> [RECORDS PROVIDED]
═══

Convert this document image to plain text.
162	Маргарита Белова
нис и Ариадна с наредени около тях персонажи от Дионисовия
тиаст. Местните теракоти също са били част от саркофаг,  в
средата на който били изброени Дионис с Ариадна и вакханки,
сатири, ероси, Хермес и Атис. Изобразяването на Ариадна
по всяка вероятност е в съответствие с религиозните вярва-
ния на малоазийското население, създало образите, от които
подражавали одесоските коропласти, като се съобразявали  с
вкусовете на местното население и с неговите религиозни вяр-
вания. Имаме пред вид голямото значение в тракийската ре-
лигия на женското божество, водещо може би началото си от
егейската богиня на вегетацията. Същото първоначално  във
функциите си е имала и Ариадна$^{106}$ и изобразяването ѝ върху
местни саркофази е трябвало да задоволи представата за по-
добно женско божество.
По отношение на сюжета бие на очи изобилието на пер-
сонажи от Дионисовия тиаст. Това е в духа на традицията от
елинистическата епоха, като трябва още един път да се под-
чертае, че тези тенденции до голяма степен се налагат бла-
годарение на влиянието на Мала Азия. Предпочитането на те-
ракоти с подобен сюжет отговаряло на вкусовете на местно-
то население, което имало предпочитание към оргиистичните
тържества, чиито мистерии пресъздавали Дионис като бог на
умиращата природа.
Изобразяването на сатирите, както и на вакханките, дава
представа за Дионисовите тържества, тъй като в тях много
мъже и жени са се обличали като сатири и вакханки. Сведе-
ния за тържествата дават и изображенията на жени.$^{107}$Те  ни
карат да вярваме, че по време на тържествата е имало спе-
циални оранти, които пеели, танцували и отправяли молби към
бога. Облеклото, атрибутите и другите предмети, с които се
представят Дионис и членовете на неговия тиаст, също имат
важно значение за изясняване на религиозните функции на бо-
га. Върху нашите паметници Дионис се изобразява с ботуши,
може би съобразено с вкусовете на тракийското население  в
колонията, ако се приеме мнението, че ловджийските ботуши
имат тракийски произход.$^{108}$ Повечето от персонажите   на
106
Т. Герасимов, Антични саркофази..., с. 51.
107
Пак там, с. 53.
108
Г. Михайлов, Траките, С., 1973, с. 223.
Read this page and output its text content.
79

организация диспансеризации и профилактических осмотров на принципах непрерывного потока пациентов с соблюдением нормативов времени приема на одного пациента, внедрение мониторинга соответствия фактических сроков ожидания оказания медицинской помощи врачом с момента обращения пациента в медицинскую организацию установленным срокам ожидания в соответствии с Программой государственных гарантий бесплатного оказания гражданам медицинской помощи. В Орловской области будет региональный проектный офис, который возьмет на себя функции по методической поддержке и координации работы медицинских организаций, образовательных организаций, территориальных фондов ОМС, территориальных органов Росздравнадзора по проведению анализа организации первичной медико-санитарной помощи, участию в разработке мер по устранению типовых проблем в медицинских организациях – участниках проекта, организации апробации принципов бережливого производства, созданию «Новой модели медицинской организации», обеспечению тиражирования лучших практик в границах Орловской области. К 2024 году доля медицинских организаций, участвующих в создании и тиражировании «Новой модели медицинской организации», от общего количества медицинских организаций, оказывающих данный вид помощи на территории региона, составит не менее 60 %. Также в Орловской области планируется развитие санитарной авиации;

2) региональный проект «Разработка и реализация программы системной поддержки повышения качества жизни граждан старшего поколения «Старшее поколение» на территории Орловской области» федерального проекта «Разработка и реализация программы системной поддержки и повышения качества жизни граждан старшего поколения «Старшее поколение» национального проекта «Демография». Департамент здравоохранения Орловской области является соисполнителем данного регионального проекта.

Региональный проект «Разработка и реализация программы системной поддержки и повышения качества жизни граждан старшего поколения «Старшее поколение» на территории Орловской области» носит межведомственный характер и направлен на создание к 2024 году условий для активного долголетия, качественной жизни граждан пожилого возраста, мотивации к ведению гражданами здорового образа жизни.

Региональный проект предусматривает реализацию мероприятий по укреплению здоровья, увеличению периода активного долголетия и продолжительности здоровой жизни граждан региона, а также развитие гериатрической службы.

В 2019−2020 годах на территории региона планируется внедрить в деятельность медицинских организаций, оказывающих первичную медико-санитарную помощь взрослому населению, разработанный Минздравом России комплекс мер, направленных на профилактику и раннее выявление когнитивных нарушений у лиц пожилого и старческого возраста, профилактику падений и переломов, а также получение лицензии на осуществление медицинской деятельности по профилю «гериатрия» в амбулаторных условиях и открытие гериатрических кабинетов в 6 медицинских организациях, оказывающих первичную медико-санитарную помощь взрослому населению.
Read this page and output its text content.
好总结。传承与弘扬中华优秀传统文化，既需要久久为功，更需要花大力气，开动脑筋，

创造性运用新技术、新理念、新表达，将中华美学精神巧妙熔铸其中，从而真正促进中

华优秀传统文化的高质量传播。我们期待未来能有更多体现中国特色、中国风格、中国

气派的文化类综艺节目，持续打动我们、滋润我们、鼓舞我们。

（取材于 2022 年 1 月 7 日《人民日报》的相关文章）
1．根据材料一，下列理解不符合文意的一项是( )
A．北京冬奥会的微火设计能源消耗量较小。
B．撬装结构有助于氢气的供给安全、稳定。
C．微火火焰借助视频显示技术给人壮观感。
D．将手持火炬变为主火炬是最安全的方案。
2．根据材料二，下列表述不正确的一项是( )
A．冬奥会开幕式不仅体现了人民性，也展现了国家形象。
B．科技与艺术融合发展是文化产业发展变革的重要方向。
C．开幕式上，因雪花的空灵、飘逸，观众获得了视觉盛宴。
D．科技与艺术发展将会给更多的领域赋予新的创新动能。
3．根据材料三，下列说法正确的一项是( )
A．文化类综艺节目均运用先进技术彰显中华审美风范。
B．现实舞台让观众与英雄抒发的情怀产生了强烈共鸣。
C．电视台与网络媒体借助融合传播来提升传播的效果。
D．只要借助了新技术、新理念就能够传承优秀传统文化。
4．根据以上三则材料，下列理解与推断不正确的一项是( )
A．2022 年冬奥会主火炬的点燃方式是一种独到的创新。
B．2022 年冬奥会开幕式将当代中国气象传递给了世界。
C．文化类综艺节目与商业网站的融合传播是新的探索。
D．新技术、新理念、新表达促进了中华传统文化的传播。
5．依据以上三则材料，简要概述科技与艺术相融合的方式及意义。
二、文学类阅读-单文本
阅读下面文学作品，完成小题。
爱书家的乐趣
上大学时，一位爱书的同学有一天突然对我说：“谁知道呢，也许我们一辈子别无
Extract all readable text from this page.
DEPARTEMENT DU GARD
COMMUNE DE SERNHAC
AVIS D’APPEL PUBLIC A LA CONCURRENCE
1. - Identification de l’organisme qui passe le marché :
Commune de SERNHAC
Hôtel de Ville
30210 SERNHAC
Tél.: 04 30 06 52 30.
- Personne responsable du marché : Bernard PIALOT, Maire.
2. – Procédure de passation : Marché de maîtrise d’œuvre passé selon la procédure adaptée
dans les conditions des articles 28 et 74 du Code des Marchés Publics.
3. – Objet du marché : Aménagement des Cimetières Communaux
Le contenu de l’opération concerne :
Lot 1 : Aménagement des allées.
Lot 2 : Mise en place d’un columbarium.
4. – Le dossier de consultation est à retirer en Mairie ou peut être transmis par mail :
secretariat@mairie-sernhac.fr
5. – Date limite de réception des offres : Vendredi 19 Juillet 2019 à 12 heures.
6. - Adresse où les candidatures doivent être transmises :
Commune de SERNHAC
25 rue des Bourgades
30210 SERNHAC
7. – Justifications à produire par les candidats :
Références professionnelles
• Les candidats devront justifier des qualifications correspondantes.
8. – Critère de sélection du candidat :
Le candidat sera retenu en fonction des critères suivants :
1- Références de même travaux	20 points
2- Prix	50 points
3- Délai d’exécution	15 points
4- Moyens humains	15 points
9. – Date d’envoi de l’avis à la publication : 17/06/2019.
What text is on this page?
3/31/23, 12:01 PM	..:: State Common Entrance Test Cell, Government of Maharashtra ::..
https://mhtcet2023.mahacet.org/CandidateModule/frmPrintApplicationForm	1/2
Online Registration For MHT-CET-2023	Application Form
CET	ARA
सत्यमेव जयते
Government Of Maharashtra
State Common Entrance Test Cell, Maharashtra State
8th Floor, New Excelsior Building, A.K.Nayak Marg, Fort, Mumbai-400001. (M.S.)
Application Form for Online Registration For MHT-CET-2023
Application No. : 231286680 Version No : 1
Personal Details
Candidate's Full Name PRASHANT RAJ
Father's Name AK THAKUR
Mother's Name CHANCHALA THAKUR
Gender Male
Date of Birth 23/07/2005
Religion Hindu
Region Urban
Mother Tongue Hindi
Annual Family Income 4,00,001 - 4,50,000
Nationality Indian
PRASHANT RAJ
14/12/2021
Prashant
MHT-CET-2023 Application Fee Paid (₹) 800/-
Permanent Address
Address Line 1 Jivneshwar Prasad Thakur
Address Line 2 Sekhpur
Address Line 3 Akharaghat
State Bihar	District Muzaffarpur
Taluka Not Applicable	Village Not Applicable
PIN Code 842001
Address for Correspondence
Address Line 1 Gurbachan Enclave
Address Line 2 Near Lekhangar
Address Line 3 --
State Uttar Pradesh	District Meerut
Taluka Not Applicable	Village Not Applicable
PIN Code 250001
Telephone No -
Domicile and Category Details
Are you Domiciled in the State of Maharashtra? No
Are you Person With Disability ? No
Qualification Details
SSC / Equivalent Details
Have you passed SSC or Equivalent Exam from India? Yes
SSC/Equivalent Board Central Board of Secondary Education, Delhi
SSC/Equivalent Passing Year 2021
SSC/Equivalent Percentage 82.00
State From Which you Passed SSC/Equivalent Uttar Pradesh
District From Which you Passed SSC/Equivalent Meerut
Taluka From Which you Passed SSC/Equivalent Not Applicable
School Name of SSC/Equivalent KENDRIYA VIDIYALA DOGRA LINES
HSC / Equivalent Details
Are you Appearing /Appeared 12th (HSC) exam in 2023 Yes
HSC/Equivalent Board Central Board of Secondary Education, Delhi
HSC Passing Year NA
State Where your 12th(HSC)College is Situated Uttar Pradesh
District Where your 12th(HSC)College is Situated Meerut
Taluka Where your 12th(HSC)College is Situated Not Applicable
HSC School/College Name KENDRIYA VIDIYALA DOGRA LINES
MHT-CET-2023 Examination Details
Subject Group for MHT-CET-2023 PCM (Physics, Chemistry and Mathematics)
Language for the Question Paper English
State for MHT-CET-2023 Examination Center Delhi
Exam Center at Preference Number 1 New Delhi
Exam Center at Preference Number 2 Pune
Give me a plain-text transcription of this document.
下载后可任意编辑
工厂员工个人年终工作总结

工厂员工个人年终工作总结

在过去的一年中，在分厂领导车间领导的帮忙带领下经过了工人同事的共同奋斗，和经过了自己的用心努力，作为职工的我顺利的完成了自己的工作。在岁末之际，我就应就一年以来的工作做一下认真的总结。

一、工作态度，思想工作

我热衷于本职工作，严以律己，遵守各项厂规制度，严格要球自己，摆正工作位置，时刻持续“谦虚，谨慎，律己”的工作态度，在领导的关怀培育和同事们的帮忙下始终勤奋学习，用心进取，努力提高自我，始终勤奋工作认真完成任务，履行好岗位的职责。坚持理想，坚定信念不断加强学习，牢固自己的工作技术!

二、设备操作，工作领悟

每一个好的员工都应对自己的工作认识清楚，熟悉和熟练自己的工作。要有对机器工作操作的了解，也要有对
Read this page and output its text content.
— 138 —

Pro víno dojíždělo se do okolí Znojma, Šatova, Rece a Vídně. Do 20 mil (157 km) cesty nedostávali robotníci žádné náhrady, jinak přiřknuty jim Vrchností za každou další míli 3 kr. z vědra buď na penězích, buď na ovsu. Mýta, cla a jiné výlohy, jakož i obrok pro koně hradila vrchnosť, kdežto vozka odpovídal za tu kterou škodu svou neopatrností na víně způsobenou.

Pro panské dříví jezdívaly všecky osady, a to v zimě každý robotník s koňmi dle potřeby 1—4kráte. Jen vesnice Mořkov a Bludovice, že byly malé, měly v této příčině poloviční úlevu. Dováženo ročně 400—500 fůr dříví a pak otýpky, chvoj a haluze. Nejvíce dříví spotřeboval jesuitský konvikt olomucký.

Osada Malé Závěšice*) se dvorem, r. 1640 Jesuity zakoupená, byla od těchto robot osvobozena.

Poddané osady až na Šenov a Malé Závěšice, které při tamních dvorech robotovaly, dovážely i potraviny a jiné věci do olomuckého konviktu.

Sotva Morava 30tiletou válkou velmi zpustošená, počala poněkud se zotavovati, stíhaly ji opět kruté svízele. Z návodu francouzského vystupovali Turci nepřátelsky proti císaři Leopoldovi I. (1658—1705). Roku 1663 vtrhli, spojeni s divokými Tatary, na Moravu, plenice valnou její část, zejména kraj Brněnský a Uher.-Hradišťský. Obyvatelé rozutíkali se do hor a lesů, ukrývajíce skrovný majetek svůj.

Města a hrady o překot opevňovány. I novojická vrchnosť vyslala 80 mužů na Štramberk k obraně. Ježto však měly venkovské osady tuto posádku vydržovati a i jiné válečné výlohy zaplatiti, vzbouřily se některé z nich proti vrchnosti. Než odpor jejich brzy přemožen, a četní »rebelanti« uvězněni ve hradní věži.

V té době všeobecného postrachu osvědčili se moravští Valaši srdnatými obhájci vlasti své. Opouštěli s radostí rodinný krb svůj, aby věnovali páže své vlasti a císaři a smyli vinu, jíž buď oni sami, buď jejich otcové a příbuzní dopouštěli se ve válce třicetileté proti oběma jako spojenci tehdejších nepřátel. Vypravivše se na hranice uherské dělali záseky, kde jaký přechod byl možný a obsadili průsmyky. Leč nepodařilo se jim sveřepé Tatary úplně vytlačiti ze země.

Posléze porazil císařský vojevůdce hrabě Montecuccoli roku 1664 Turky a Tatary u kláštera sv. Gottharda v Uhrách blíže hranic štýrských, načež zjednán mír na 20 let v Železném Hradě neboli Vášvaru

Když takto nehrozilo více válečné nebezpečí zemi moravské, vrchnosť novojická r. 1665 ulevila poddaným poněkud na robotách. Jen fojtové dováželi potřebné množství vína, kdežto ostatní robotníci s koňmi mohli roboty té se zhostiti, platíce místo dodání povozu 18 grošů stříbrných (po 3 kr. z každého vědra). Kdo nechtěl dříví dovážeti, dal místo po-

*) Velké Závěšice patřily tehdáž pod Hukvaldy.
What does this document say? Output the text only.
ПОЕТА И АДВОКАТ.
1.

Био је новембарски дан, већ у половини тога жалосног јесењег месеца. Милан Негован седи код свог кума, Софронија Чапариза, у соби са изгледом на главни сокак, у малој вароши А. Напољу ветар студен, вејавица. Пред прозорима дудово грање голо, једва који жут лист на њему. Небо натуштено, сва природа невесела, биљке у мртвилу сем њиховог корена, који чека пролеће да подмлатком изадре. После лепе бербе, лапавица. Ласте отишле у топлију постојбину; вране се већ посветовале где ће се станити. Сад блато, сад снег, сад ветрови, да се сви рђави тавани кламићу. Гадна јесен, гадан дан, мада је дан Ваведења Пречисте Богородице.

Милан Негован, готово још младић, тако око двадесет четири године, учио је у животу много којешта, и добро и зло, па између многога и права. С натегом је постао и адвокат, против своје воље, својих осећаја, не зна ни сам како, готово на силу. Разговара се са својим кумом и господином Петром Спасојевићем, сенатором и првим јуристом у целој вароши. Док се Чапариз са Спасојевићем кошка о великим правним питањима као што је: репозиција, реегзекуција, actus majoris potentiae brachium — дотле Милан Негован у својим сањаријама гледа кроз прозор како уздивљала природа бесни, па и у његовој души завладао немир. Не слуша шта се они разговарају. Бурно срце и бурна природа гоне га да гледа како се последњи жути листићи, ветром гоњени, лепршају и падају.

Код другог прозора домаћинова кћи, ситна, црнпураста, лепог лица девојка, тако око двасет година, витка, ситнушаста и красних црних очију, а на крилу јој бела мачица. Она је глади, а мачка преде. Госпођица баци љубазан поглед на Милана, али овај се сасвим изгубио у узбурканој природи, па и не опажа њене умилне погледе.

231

═══

> [OBJECTIVE] State the count of lines holding the string "Number" in the listing above, and nothing else.

> [REPLY] 2